------ Source extract ------

Eggandlemon Soup
- thefeelingsmutual
- May 26, 2020
- 5 min read

It’s a Sunday afternoon. My head is pounding in a beat that echoes the music in last night’s bar. I raise up a little off my pillow and feel a dull nausea sitting awkwardly alongside my hunger. I know I need food but everything I consider – fry up, pancakes, porridge, yoghurt, cereal – makes my tummy lurch. I scroll through the roller deck of recipes in my head, flipping maniacally past anything greasy or stodgy or remotely resembling junk food. And then it hits me. I want soup. Greek-style avgolemono (eggandlemon) soup, to be precise. It is clean, comforting and nourishing: it is perfect. The only problem is, I don’t know how to make it.
I reach for the phone and call my dad.
“Yia sou baba” then without pause for the answer “how do I make avgolemono soup?” I try my best to sound alive and hide the frog that has taken up residence in my throat.
“Hello, yes so first you need to get some oil, just normal vegetable oil, heat it in your big pot, then you put spring onion, then you add your chicken...chicken thighs are best, on the bone, then you don’t need stock cubes...”
He continues to reel off the recipe (with a distinct lack of timings or quantities) as I’ve heard him do a million times before – only this time I’m listening and making notes.
An hour later and I’m standing in the kitchen with a large pot bubbling away. So far it’s a near-tasteless dishwater of chicken, carrots, spring onions, celery, rice and potatoes. I stare apprehensively at the last two ingredients left to add – the all-important egg and lemon.

------ Data section ------

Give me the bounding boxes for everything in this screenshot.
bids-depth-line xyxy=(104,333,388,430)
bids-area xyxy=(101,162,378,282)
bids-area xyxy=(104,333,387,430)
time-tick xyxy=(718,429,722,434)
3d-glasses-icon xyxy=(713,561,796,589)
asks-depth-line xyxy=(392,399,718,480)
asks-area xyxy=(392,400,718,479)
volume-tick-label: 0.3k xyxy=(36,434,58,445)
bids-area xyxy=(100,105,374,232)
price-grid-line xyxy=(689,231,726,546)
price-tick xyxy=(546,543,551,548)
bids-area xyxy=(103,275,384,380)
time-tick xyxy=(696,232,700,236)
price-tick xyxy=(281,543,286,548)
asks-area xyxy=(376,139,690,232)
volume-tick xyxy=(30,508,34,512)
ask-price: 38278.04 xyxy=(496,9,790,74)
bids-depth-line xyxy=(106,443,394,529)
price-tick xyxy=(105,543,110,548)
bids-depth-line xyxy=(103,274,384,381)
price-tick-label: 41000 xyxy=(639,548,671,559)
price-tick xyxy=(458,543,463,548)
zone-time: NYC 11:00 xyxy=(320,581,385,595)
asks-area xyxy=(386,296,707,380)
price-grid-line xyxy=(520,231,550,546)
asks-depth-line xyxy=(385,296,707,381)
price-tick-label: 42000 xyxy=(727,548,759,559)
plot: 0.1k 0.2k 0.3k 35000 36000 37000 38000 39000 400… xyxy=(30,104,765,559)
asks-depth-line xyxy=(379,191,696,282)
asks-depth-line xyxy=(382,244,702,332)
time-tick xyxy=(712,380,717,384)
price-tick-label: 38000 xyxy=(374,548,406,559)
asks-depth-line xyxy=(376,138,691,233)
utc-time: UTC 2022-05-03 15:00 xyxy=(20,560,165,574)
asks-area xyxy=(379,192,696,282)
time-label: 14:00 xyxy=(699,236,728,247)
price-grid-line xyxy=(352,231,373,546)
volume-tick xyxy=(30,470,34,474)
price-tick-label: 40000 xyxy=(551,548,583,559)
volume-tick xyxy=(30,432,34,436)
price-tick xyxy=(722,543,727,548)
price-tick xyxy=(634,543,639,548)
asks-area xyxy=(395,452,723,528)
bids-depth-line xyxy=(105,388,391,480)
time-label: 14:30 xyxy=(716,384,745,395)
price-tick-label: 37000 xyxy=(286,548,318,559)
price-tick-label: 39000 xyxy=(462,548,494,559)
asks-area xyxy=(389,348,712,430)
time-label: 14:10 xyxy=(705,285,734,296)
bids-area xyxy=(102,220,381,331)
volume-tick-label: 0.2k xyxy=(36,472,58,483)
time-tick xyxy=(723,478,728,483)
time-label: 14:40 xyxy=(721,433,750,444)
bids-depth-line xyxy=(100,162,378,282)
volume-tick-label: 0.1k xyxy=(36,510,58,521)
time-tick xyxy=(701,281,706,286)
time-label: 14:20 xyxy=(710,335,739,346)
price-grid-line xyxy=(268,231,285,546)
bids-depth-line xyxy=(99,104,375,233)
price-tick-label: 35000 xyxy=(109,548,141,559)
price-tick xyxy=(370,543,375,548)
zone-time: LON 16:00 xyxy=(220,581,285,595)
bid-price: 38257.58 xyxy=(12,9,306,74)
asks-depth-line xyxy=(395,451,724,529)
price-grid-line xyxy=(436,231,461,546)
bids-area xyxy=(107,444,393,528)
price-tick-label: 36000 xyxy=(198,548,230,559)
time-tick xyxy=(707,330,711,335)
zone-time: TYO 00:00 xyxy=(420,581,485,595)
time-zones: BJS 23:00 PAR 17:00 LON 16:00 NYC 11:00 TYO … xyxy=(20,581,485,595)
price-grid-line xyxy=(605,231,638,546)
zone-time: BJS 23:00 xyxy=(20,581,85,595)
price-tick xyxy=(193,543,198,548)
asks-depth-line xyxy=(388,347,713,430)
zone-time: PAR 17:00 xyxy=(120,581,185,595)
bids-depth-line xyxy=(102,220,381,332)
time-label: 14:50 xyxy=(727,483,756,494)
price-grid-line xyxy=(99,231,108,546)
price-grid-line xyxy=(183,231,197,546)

------

• _Work instructions_
a) In the soup post, shorten the paragraph beginning "It's a Sunday afternoon" to a few sentences that keep its main facts.
b) Reproduce the soup post from "He continues to" to "egg and lemon.".

• _Solutions by task_
a) On a Sunday afternoon, I wake with a pounding head and nausea alongside my hunger. Every option I consider makes my stomach lurch, including a fry up, pancakes, porridge, yoghurt and cereal, so I skip anything greasy, stodgy or like junk food. Then I realize I want Greek-style avgolemono (egg-and-lemon) soup because it is clean, comforting and nourishing. The only problem is that I don't know how to make it.

b)
He continues to reel off the recipe (with a distinct lack of timings or quantities) as I’ve heard him do a million times before – only this time I’m listening and making notes.
An hour later and I’m standing in the kitchen with a large pot bubbling away. So far it’s a near-tasteless dishwater of chicken, carrots, spring onions, celery, rice and potatoes. I stare apprehensively at the last two ingredients left to add – the all-important egg and lemon.